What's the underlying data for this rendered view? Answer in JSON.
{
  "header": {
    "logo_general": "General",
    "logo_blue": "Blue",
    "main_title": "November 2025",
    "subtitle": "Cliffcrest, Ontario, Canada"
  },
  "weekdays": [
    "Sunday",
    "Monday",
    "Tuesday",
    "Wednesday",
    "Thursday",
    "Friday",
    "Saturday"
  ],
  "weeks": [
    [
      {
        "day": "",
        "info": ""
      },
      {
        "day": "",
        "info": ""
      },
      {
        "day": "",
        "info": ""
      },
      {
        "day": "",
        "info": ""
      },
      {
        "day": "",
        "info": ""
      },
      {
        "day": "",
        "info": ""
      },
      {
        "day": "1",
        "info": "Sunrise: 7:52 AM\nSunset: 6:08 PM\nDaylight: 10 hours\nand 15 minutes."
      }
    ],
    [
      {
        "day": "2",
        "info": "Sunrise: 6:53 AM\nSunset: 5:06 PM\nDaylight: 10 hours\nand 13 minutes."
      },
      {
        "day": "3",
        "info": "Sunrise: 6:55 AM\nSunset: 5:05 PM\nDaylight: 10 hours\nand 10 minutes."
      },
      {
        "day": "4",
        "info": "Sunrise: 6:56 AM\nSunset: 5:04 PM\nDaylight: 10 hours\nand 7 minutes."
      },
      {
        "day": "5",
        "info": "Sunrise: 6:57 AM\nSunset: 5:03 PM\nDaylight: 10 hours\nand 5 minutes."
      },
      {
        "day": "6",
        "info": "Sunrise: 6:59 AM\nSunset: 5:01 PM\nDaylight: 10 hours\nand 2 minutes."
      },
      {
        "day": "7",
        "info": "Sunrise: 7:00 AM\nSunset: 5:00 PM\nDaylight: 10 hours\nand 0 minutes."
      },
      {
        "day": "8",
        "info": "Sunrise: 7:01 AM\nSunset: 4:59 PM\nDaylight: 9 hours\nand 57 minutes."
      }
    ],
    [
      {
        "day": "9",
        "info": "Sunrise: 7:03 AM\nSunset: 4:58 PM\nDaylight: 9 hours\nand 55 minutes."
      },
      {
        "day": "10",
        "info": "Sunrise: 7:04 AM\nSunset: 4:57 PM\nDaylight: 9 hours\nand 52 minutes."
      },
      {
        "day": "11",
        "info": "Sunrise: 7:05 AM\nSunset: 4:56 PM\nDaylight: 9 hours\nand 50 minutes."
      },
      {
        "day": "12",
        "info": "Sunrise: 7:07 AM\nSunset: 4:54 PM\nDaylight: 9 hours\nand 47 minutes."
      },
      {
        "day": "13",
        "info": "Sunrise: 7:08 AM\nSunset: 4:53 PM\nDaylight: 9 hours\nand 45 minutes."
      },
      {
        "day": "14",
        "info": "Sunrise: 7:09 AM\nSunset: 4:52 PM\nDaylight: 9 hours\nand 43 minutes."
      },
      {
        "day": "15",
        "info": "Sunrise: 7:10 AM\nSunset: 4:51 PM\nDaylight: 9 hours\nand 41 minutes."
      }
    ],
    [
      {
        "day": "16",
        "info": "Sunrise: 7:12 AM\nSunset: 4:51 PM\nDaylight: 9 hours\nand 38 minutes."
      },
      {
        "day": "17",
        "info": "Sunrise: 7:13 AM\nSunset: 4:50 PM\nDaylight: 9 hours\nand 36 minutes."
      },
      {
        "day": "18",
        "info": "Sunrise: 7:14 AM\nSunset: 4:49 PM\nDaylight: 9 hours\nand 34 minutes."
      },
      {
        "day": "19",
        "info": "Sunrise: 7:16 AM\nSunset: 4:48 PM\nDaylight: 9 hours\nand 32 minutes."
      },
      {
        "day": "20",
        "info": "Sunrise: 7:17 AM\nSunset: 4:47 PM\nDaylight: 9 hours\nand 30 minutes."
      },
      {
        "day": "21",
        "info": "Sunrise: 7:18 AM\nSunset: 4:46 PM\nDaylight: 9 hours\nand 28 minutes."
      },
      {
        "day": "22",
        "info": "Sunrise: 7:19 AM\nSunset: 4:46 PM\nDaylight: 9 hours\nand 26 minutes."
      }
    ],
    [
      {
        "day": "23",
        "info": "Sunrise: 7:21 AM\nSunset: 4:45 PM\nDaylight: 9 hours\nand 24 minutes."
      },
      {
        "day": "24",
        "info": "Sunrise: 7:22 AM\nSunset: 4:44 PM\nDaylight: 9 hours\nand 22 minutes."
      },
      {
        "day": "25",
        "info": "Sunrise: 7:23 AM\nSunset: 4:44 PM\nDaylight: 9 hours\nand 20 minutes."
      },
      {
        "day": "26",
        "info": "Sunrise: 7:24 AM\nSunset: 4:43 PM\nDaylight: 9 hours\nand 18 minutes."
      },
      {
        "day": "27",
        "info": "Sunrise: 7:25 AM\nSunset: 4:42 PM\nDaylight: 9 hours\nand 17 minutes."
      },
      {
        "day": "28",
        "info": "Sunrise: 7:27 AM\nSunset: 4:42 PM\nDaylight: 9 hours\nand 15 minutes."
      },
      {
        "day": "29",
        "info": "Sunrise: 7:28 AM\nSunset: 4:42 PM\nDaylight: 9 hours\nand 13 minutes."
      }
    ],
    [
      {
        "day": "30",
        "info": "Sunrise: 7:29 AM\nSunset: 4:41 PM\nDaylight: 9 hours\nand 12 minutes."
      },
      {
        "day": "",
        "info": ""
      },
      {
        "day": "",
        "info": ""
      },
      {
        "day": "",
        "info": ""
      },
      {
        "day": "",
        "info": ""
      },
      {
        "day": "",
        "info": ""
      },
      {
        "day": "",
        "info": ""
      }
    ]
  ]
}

WRITTEN TASK: Send back each record exactly as it stands.

SOLUTION TO THE EXERCISE:
What's the underlying data for this rendered view? Answer in JSON.
{
  "header": {
    "logo_general": "General",
    "logo_blue": "Blue",
    "main_title": "November 2025",
    "subtitle": "Cliffcrest, Ontario, Canada"
  },
  "weekdays": [
    "Sunday",
    "Monday",
    "Tuesday",
    "Wednesday",
    "Thursday",
    "Friday",
    "Saturday"
  ],
  "weeks": [
    [
      {
        "day": "",
        "info": ""
      },
      {
        "day": "",
        "info": ""
      },
      {
        "day": "",
        "info": ""
      },
      {
        "day": "",
        "info": ""
      },
      {
        "day": "",
        "info": ""
      },
      {
        "day": "",
        "info": ""
      },
      {
        "day": "1",
        "info": "Sunrise: 7:52 AM\nSunset: 6:08 PM\nDaylight: 10 hours\nand 15 minutes."
      }
    ],
    [
      {
        "day": "2",
        "info": "Sunrise: 6:53 AM\nSunset: 5:06 PM\nDaylight: 10 hours\nand 13 minutes."
      },
      {
        "day": "3",
        "info": "Sunrise: 6:55 AM\nSunset: 5:05 PM\nDaylight: 10 hours\nand 10 minutes."
      },
      {
        "day": "4",
        "info": "Sunrise: 6:56 AM\nSunset: 5:04 PM\nDaylight: 10 hours\nand 7 minutes."
      },
      {
        "day": "5",
        "info": "Sunrise: 6:57 AM\nSunset: 5:03 PM\nDaylight: 10 hours\nand 5 minutes."
      },
      {
        "day": "6",
        "info": "Sunrise: 6:59 AM\nSunset: 5:01 PM\nDaylight: 10 hours\nand 2 minutes."
      },
      {
        "day": "7",
        "info": "Sunrise: 7:00 AM\nSunset: 5:00 PM\nDaylight: 10 hours\nand 0 minutes."
      },
      {
        "day": "8",
        "info": "Sunrise: 7:01 AM\nSunset: 4:59 PM\nDaylight: 9 hours\nand 57 minutes."
      }
    ],
    [
      {
        "day": "9",
        "info": "Sunrise: 7:03 AM\nSunset: 4:58 PM\nDaylight: 9 hours\nand 55 minutes."
      },
      {
        "day": "10",
        "info": "Sunrise: 7:04 AM\nSunset: 4:57 PM\nDaylight: 9 hours\nand 52 minutes."
      },
      {
        "day": "11",
        "info": "Sunrise: 7:05 AM\nSunset: 4:56 PM\nDaylight: 9 hours\nand 50 minutes."
      },
      {
        "day": "12",
        "info": "Sunrise: 7:07 AM\nSunset: 4:54 PM\nDaylight: 9 hours\nand 47 minutes."
      },
      {
        "day": "13",
        "info": "Sunrise: 7:08 AM\nSunset: 4:53 PM\nDaylight: 9 hours\nand 45 minutes."
      },
      {
        "day": "14",
        "info": "Sunrise: 7:09 AM\nSunset: 4:52 PM\nDaylight: 9 hours\nand 43 minutes."
      },
      {
        "day": "15",
        "info": "Sunrise: 7:10 AM\nSunset: 4:51 PM\nDaylight: 9 hours\nand 41 minutes."
      }
    ],
    [
      {
        "day": "16",
        "info": "Sunrise: 7:12 AM\nSunset: 4:51 PM\nDaylight: 9 hours\nand 38 minutes."
      },
      {
        "day": "17",
        "info": "Sunrise: 7:13 AM\nSunset: 4:50 PM\nDaylight: 9 hours\nand 36 minutes."
      },
      {
        "day": "18",
        "info": "Sunrise: 7:14 AM\nSunset: 4:49 PM\nDaylight: 9 hours\nand 34 minutes."
      },
      {
        "day": "19",
        "info": "Sunrise: 7:16 AM\nSunset: 4:48 PM\nDaylight: 9 hours\nand 32 minutes."
      },
      {
        "day": "20",
        "info": "Sunrise: 7:17 AM\nSunset: 4:47 PM\nDaylight: 9 hours\nand 30 minutes."
      },
      {
        "day": "21",
        "info": "Sunrise: 7:18 AM\nSunset: 4:46 PM\nDaylight: 9 hours\nand 28 minutes."
      },
      {
        "day": "22",
        "info": "Sunrise: 7:19 AM\nSunset: 4:46 PM\nDaylight: 9 hours\nand 26 minutes."
      }
    ],
    [
      {
        "day": "23",
        "info": "Sunrise: 7:21 AM\nSunset: 4:45 PM\nDaylight: 9 hours\nand 24 minutes."
      },
      {
        "day": "24",
        "info": "Sunrise: 7:22 AM\nSunset: 4:44 PM\nDaylight: 9 hours\nand 22 minutes."
      },
      {
        "day": "25",
        "info": "Sunrise: 7:23 AM\nSunset: 4:44 PM\nDaylight: 9 hours\nand 20 minutes."
      },
      {
        "day": "26",
        "info": "Sunrise: 7:24 AM\nSunset: 4:43 PM\nDaylight: 9 hours\nand 18 minutes."
      },
      {
        "day": "27",
        "info": "Sunrise: 7:25 AM\nSunset: 4:42 PM\nDaylight: 9 hours\nand 17 minutes."
      },
      {
        "day": "28",
        "info": "Sunrise: 7:27 AM\nSunset: 4:42 PM\nDaylight: 9 hours\nand 15 minutes."
      },
      {
        "day": "29",
        "info": "Sunrise: 7:28 AM\nSunset: 4:42 PM\nDaylight: 9 hours\nand 13 minutes."
      }
    ],
    [
      {
        "day": "30",
        "info": "Sunrise: 7:29 AM\nSunset: 4:41 PM\nDaylight: 9 hours\nand 12 minutes."
      },
      {
        "day": "",
        "info": ""
      },
      {
        "day": "",
        "info": ""
      },
      {
        "day": "",
        "info": ""
      },
      {
        "day": "",
        "info": ""
      },
      {
        "day": "",
        "info": ""
      },
      {
        "day": "",
        "info": ""
      }
    ]
  ]
}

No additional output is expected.